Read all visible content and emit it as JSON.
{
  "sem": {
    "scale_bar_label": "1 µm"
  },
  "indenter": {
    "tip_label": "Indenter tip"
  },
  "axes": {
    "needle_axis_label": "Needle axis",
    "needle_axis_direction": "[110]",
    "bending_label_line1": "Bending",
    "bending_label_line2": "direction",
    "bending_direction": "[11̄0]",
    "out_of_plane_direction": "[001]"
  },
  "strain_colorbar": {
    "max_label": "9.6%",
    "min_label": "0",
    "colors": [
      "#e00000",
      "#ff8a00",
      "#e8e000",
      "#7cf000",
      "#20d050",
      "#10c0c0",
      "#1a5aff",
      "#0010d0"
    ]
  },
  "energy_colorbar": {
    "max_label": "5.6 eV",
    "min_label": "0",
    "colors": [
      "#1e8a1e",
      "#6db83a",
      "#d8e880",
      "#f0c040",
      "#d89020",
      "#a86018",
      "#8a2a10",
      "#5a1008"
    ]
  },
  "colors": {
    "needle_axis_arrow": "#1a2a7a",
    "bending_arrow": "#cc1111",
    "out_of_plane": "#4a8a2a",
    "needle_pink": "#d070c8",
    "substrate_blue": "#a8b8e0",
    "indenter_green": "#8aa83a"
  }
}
---
Given problem – Copy each line of the data above without altering a single character.

Solved problem –
Read all visible content and emit it as JSON.
{
  "sem": {
    "scale_bar_label": "1 µm"
  },
  "indenter": {
    "tip_label": "Indenter tip"
  },
  "axes": {
    "needle_axis_label": "Needle axis",
    "needle_axis_direction": "[110]",
    "bending_label_line1": "Bending",
    "bending_label_line2": "direction",
    "bending_direction": "[11̄0]",
    "out_of_plane_direction": "[001]"
  },
  "strain_colorbar": {
    "max_label": "9.6%",
    "min_label": "0",
    "colors": [
      "#e00000",
      "#ff8a00",
      "#e8e000",
      "#7cf000",
      "#20d050",
      "#10c0c0",
      "#1a5aff",
      "#0010d0"
    ]
  },
  "energy_colorbar": {
    "max_label": "5.6 eV",
    "min_label": "0",
    "colors": [
      "#1e8a1e",
      "#6db83a",
      "#d8e880",
      "#f0c040",
      "#d89020",
      "#a86018",
      "#8a2a10",
      "#5a1008"
    ]
  },
  "colors": {
    "needle_axis_arrow": "#1a2a7a",
    "bending_arrow": "#cc1111",
    "out_of_plane": "#4a8a2a",
    "needle_pink": "#d070c8",
    "substrate_blue": "#a8b8e0",
    "indenter_green": "#8aa83a"
  }
}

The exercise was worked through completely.